> The problem: Spot each line in the records below where the word "kura" occurs, then copy it.

Stored records

--- start ---

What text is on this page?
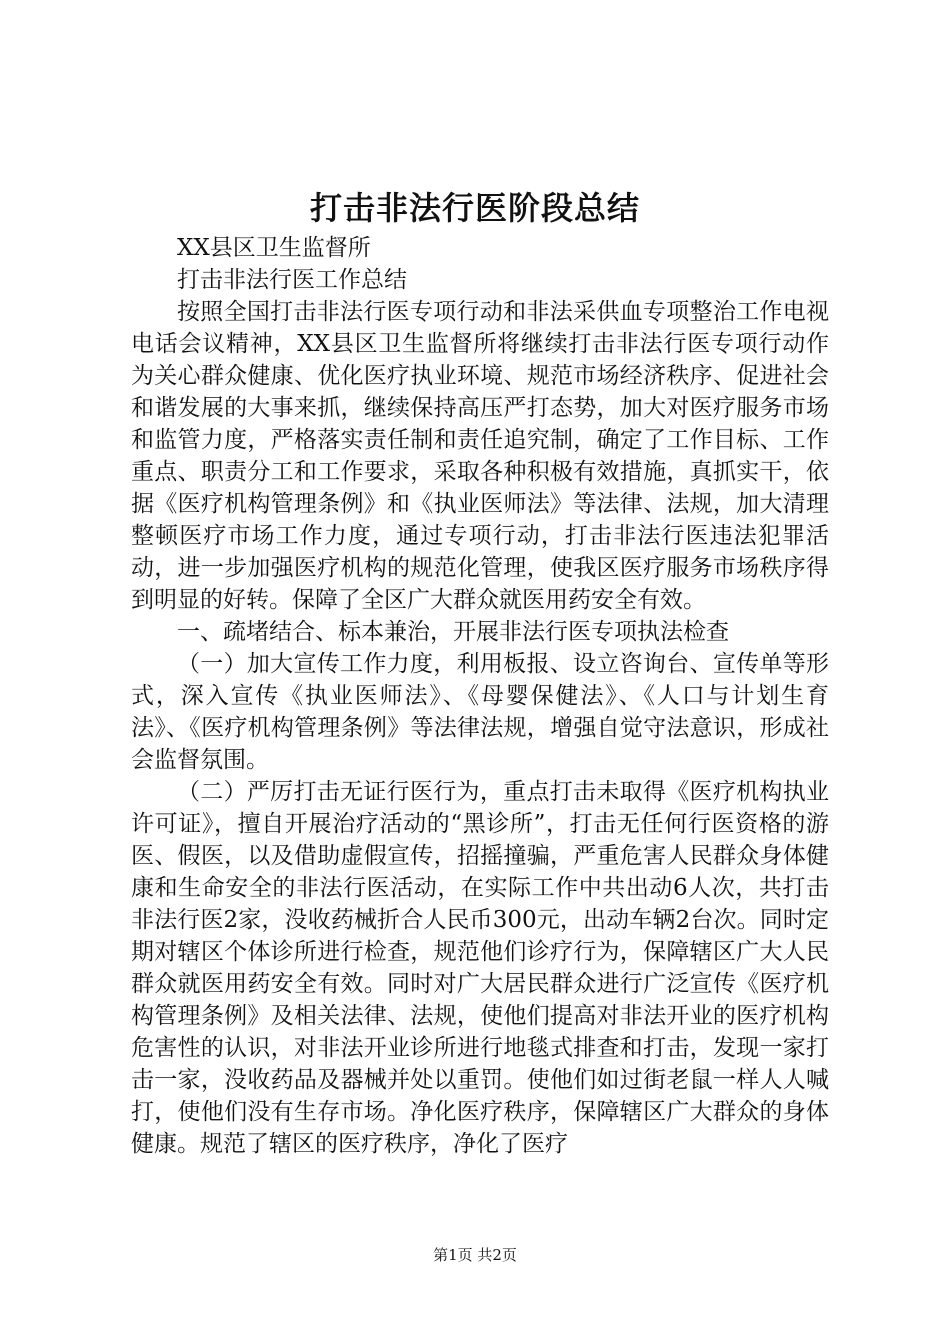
打击非法行医阶段总结

XX县区卫生监督所

打击非法行医工作总结

按照全国打击非法行医专项行动和非法采供血专项整治工作电视电话会议精神，XX县区卫生监督所将继续打击非法行医专项行动作为关心群众健康、优化医疗执业环境、规范市场经济秩序、促进社会和谐发展的大事来抓，继续保持高压严打态势，加大对医疗服务市场和监管力度，严格落实责任制和责任追究制，确定了工作目标、工作重点、职责分工和工作要求，采取各种积极有效措施，真抓实干，依据《医疗机构管理条例》和《执业医师法》等法律、法规，加大清理整顿医疗市场工作力度，通过专项行动，打击非法行医违法犯罪活动，进一步加强医疗机构的规范化管理，使我区医疗服务市场秩序得到明显的好转。保障了全区广大群众就医用药安全有效。

一、疏堵结合、标本兼治，开展非法行医专项执法检查

（一）加大宣传工作力度，利用板报、设立咨询台、宣传单等形式，深入宣传《执业医师法》、《母婴保健法》、《人口与计划生育法》、《医疗机构管理条例》等法律法规，增强自觉守法意识，形成社会监督氛围。

（二）严厉打击无证行医行为，重点打击未取得《医疗机构执业许可证》，擅自开展治疗活动的“黑诊所”，打击无任何行医资格的游医、假医，以及借助虚假宣传，招摇撞骗，严重危害人民群众身体健康和生命安全的非法行医活动，在实际工作中共出动6人次，共打击非法行医2家，没收药械折合人民币300元，出动车辆2台次。同时定期对辖区个体诊所进行检查，规范他们诊疗行为，保障辖区广大人民群众就医用药安全有效。同时对广大居民群众进行广泛宣传《医疗机构管理条例》及相关法律、法规，使他们提高对非法开业的医疗机构危害性的认识，对非法开业诊所进行地毯式排查和打击，发现一家打击一家，没收药品及器械并处以重罚。使他们如过街老鼠一样人人喊打，使他们没有生存市场。净化医疗秩序，保障辖区广大群众的身体健康。规范了辖区的医疗秩序，净化了医疗

第1页 共2页
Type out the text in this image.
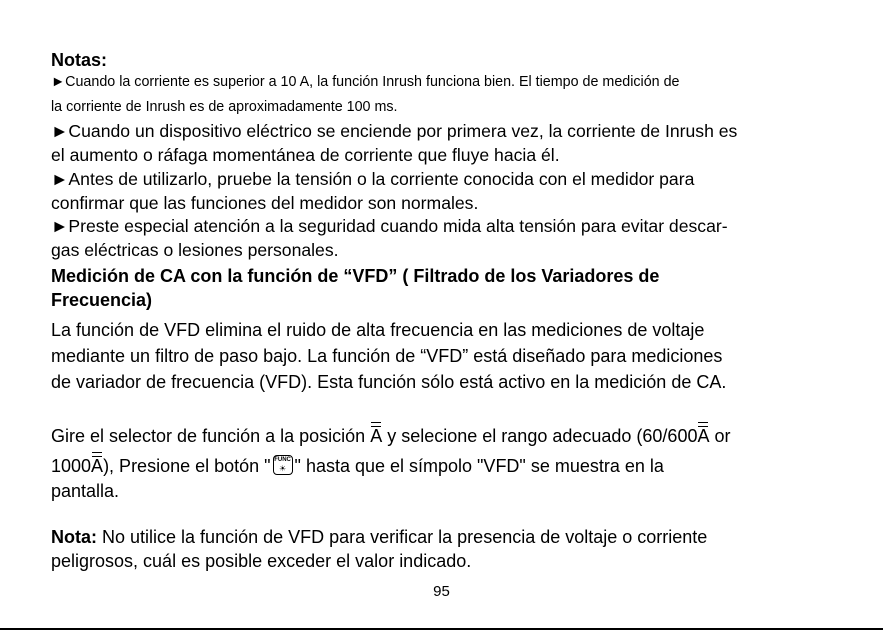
Notas:
►Cuando la corriente es superior a 10 A, la función Inrush funciona bien. El tiempo de medición de
la corriente de Inrush es de aproximadamente 100 ms.
►Cuando un dispositivo eléctrico se enciende por primera vez, la corriente de Inrush es
el aumento o ráfaga momentánea de corriente que fluye hacia él.
►Antes de utilizarlo, pruebe la tensión o la corriente conocida con el medidor para
confirmar que las funciones del medidor son normales.
►Preste especial atención a la seguridad cuando mida alta tensión para evitar descar-
gas eléctricas o lesiones personales.
Medición de CA con la función de “VFD” ( Filtrado de los Variadores de
Frecuencia)
La función de VFD elimina el ruido de alta frecuencia en las mediciones de voltaje
mediante un filtro de paso bajo. La función de “VFD” está diseñado para mediciones
de variador de frecuencia (VFD). Esta función sólo está activo en la medición de CA.
Gire el selector de función a la posición A y selecione el rango adecuado (60/600
A or
1000
A), Presione el botón " FUNC
☀ " hasta que el símpolo "VFD" se muestra en la
pantalla.
Nota: No utilice la función de VFD para verificar la presencia de voltaje o corriente
peligrosos, cuál es posible exceder el valor indicado.
95
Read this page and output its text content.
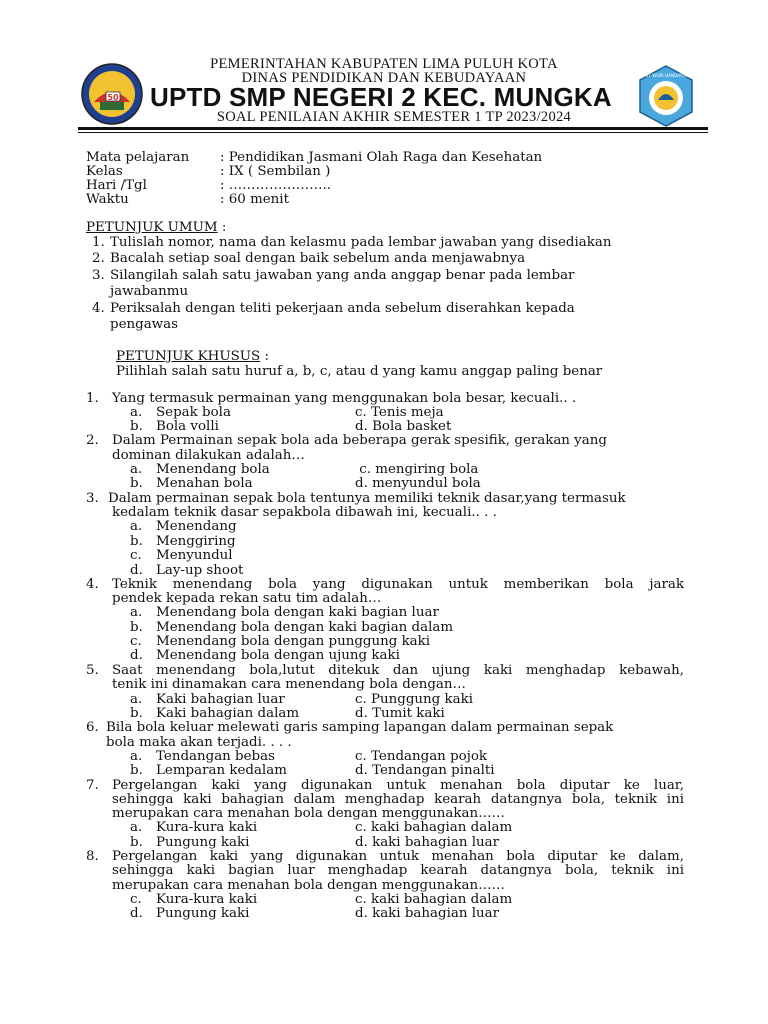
50
TUT WURI HANDAYANI
PEMERINTAHAN KABUPATEN LIMA PULUH KOTA
DINAS PENDIDIKAN DAN KEBUDAYAAN
UPTD SMP NEGERI 2 KEC. MUNGKA
SOAL PENILAIAN AKHIR SEMESTER 1 TP 2023/2024
Mata pelajaran : Pendidikan Jasmani Olah Raga dan Kesehatan
Kelas	: IX ( Sembilan )
Hari /Tgl	: …………………..
Waktu	: 60 menit
PETUNJUK UMUM :
1. Tulislah nomor, nama dan kelasmu pada lembar jawaban yang disediakan
2. Bacalah setiap soal dengan baik sebelum anda menjawabnya
3. Silangilah salah satu jawaban yang anda anggap benar pada lembar
jawabanmu
4. Periksalah dengan teliti pekerjaan anda sebelum diserahkan kepada
pengawas
PETUNJUK KHUSUS :
Pilihlah salah satu huruf a, b, c, atau d yang kamu anggap paling benar
1. Yang termasuk permainan yang menggunakan bola besar, kecuali.. .
a. Sepak bola	c. Tenis meja
b. Bola volli	d. Bola basket
2. Dalam Permainan sepak bola ada beberapa gerak spesifik, gerakan yang
dominan dilakukan adalah…
a. Menendang bola	c. mengiring bola
b. Menahan bola	d. menyundul bola
3. Dalam permainan sepak bola tentunya memiliki teknik dasar,yang termasuk
kedalam teknik dasar sepakbola dibawah ini, kecuali.. . .
a. Menendang
b. Menggiring
c. Menyundul
d. Lay-up shoot
4. Teknik menendang bola yang digunakan untuk memberikan bola jarak
pendek kepada rekan satu tim adalah…
a. Menendang bola dengan kaki bagian luar
b. Menendang bola dengan kaki bagian dalam
c. Menendang bola dengan punggung kaki
d. Menendang bola dengan ujung kaki
5. Saat menendang bola,lutut ditekuk dan ujung kaki menghadap kebawah,
tenik ini dinamakan cara menendang bola dengan…
a. Kaki bahagian luar	c. Punggung kaki
b. Kaki bahagian dalam	d. Tumit kaki
6. Bila bola keluar melewati garis samping lapangan dalam permainan sepak
bola maka akan terjadi. . . .
a. Tendangan bebas	c. Tendangan pojok
b. Lemparan kedalam	d. Tendangan pinalti
7. Pergelangan kaki yang digunakan untuk menahan bola diputar ke luar,
sehingga kaki bahagian dalam menghadap kearah datangnya bola, teknik ini
merupakan cara menahan bola dengan menggunakan……
a. Kura-kura kaki	c. kaki bahagian dalam
b. Pungung kaki	d. kaki bahagian luar
8. Pergelangan kaki yang digunakan untuk menahan bola diputar ke dalam,
sehingga kaki bagian luar menghadap kearah datangnya bola, teknik ini
merupakan cara menahan bola dengan menggunakan……
c. Kura-kura kaki	c. kaki bahagian dalam
d. Pungung kaki	d. kaki bahagian luar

--- end ---

> Answer to this task:
a. Kura-kura kaki	c. kaki bahagian dalam
c. Kura-kura kaki	c. kaki bahagian dalam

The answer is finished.